L'angolo del Nerd (o del gnégnégné, fate voi) rigorosamente scritto a memoria e senza l'aiuto di Wikipedia
HIC SUNT SPOILER!:
Calibano: Il mutante Calibano era già comparso nel film X-Men: Apocalisse, interpretato da un altro attore. In quel film se non rammento male gestiva una sorta di losco ritrovo per mutanti disagiati, qui si parla di una vecchia collaborazione con la multinazionale per cui lavorano Pierce e i Reavers. Nei fumetti Calibano era uno dei Morlock, mutanti deformi e per questo costretti a vivere nel sottosuolo di New York e il suo potere era identico a quello mostrato in Logan, ovvero la capacità di rintracciare altri mutanti. Potrei sbagliarmi ma ora dovrebbe essere morto oppure perso in un limbo editoriale come il 90% dei mutanti Marvel.
X-23: clone "venuto male" di Wolverine e macchina assassina che solo negli ultimi anni gli sceneggiatori hanno dotato di un minimo di capacità interattiva, Laura Kinney ha cominciato a bazzicare nelle storie degli X-Men quando avevo smesso di leggerle quindi non posso essere più precisa di così (ed effettivamente non ricordavo neppure il Dr. Rice che, invece, era già comparso proprio in quelle storie come creatore di Laura). Adesso dovrebbe essere LA nuova Wolverine, costumino gialloblù compreso, visto che il povero Logan è finalmente morto, pace all'anima sua.
X-24: di cloni di Logan è pieno l'universo Marvel ma siccome questo è legato ai Reavers potrebbe rifarsi in parte ad Albert, cyborg creato proprio da Pierce e soci nelle vecchie storie degli X-Men per uccidere Wolverine. Questo cyber-Wolvie negli anni '90 andava in giro con un'altra cyborg dalle fattezze di bimba chiamata Elsie Dee; da avversari i due sono diventati amiconi di Logan ma anche loro si sono persi nel solito limbo causato da innumerevoli cambi di gestione delle varie collane.

Cosa fare 1:
Nell'angolo del Nerd, quali personaggi hanno un paragrafo che si apre con il loro nome seguito dai due punti? Elencali tutti.
Cosa fare 2:
Prosegui l'angolo del Nerd partendo dalla fine del paragrafo su X-24.

Elenco dei record:

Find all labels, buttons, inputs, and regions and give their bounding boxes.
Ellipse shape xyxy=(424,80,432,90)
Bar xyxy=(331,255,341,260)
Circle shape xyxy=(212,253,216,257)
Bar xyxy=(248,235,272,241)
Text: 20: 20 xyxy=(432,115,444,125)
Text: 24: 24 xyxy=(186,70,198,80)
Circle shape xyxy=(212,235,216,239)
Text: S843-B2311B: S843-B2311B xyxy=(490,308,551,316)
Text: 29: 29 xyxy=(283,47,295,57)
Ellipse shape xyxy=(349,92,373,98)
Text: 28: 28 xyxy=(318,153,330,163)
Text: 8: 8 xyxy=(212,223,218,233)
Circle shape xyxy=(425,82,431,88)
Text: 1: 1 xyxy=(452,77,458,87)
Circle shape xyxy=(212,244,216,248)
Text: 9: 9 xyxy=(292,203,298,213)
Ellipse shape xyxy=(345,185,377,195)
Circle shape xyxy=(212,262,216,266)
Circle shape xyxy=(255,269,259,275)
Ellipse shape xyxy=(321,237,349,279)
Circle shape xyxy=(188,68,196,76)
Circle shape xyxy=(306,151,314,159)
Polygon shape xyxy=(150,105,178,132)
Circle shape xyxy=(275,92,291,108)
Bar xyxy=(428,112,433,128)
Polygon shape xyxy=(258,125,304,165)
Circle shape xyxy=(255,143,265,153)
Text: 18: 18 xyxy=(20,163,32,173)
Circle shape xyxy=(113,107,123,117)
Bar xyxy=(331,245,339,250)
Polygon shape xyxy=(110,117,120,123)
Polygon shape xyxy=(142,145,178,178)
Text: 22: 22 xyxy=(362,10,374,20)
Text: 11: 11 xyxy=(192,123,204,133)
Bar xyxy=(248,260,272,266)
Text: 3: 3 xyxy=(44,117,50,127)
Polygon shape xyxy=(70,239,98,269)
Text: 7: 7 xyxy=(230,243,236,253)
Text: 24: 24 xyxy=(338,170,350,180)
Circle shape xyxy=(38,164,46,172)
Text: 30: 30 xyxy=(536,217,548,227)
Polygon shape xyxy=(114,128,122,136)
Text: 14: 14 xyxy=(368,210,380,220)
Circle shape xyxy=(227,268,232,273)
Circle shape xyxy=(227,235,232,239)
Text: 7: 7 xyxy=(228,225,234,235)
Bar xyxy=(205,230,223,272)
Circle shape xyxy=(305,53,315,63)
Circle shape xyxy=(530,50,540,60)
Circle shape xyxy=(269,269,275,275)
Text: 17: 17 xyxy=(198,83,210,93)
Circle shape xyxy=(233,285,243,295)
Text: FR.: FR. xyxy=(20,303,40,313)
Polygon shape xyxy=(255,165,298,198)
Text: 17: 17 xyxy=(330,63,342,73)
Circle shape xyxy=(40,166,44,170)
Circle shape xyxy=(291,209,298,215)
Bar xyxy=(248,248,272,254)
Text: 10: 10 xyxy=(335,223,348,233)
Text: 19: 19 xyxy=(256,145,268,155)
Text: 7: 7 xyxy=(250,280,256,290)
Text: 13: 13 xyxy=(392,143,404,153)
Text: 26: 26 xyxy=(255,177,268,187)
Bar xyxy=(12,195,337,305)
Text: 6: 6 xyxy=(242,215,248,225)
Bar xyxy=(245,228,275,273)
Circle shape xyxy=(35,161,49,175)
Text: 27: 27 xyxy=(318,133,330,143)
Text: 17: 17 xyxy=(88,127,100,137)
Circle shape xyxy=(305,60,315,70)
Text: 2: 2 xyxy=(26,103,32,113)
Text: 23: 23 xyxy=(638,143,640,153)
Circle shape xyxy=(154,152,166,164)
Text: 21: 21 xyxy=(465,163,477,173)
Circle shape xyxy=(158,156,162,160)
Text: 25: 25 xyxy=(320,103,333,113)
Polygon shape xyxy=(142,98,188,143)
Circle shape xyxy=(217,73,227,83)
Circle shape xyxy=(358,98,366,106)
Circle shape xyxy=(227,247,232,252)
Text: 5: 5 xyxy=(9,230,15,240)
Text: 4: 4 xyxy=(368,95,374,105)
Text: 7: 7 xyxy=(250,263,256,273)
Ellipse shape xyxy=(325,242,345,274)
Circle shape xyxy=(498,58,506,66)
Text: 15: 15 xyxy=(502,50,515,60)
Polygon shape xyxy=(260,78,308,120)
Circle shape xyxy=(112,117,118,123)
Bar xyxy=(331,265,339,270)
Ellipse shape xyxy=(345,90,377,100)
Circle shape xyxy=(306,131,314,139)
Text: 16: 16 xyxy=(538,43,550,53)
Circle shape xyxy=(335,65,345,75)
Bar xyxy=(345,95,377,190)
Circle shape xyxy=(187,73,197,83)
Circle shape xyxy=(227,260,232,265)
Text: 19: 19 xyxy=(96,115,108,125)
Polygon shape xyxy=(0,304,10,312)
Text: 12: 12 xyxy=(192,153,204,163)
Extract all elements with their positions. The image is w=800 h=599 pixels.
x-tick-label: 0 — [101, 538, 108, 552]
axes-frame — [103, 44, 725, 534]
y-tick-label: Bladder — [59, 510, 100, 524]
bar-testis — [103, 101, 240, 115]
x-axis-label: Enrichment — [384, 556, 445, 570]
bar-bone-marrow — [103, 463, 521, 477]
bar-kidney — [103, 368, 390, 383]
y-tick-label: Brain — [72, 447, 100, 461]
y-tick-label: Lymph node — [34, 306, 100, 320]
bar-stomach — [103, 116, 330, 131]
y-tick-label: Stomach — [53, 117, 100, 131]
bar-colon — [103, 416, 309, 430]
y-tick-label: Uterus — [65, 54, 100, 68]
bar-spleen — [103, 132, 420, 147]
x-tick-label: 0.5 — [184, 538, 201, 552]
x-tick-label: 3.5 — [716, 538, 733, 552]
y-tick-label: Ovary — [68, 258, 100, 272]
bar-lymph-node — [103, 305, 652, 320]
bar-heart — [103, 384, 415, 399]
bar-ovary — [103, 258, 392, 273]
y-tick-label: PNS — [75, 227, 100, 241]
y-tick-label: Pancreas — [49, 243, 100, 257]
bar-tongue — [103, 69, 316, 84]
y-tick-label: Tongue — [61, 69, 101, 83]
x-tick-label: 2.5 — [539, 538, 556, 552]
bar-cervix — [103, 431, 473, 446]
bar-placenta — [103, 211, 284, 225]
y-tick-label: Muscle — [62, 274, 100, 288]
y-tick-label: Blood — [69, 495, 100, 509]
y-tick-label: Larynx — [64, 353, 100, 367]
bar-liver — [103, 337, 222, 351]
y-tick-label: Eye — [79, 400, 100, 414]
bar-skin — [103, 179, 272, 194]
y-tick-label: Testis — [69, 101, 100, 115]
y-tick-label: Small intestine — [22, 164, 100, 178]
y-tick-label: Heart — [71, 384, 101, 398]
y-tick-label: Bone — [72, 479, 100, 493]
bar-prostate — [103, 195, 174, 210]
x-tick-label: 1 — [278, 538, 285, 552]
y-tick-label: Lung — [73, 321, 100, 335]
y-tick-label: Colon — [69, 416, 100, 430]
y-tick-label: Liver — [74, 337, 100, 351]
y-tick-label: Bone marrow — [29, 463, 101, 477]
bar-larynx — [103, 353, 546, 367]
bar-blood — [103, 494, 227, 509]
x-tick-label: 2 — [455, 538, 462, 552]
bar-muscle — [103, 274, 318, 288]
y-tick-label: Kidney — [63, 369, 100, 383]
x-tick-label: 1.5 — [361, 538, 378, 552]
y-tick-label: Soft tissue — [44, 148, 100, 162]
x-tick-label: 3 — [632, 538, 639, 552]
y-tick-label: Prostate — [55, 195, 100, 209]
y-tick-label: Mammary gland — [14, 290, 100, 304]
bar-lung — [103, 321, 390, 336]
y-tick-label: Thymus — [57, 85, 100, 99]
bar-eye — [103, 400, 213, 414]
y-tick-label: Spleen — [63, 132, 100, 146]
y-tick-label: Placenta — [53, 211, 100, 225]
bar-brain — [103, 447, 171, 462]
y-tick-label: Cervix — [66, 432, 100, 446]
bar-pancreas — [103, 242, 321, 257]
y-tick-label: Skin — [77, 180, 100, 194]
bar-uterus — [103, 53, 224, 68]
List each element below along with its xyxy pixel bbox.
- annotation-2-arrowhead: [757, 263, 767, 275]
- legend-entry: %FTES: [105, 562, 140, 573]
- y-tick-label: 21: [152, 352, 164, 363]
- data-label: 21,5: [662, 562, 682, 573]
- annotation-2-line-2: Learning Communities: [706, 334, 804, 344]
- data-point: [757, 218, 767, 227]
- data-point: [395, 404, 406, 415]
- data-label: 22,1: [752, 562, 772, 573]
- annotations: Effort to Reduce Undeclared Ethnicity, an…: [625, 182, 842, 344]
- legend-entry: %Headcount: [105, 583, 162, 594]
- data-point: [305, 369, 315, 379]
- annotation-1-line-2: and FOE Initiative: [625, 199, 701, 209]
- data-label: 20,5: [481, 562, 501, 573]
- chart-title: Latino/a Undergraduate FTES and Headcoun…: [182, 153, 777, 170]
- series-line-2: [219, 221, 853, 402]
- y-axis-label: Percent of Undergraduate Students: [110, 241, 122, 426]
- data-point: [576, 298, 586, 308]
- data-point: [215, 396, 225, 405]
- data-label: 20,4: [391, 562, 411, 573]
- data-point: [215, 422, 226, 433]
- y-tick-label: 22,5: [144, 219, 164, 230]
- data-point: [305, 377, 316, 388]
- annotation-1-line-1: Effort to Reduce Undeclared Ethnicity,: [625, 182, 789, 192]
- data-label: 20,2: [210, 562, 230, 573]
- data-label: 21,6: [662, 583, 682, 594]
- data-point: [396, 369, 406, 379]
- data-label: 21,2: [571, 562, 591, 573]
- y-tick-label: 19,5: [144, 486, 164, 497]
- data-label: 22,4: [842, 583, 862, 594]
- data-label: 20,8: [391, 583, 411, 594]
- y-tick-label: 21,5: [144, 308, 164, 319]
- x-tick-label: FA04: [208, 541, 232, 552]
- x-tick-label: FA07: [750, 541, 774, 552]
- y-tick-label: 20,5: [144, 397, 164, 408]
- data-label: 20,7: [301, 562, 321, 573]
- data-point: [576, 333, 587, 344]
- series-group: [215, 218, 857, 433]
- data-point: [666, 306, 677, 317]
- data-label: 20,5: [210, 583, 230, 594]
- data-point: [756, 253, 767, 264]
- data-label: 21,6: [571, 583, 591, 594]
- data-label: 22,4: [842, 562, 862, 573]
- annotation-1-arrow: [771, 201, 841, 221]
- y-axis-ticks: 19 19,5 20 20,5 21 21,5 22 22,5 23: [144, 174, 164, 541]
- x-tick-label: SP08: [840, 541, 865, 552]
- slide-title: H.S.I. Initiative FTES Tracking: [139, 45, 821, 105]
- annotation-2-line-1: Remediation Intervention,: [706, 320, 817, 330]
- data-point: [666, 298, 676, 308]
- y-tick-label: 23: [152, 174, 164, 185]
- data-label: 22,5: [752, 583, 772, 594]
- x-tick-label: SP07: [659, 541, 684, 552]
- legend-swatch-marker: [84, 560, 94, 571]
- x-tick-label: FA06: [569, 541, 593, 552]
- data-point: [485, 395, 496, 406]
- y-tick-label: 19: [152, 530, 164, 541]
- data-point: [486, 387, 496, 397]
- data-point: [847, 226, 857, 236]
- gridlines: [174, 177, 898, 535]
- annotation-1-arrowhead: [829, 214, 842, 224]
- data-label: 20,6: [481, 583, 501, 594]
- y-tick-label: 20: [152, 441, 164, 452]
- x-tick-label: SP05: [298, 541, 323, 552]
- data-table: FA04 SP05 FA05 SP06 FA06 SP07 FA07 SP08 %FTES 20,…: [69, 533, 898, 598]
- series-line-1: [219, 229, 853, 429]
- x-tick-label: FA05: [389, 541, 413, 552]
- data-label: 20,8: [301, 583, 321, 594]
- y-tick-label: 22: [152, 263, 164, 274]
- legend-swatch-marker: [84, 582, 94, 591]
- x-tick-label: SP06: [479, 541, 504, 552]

La tua risposta 1:
Calibano, X-23, X-24

La tua risposta 2:
Pierce e i Reavers: Anche di Pierce non ricordo moltissimo, tranne che era sicuramente un cyborg a base umana (non mutante), probabilmente l'Alfiere Bianco del Club Infernale e che ai tempi in cui gli X-Men vivevano in Australia lui e i Reavers (altri cyborg in mezzo ai quali se non sbaglio ha militato anche Lady Deathstrike) avevano torturato e crocefisso Wolverine. In tempi relativamente recenti dovrebbe essere stato disintegrato da un Ciclope furioso dopo l'ennesima ca**ata ma sinceramente non rammento.
Rictor e gli altri amichetti di X-23: Julio Esteban Richter, detto Rictor, è un mutante capace di generare onde sismiche ed è in giro dai tempi della prima X-Force quindi non è un bambino come invece viene rappresentato nel film. Per inciso, è uno dei pochi mutanti apertamente gay ma anche lui s'è perso in un limbo editoriale dopo la bella gestione Davidiana di X-Factor, in cui lo si vedeva inciuciare col compagno di squadra Shatterstar. Degli altri bimbi, sicuramente una è stata creata dal DNA di Bobby "Uomo ghiaccio" Drake, il ciccionetto ha dei poteri che somigliano tanto a quelli di Surge, il resto dei piccoli mutanti non sono pervenuti ma chissà che in un prossimo film dedicato a Laura non rifacciano capolino, magari un po' meglio definiti.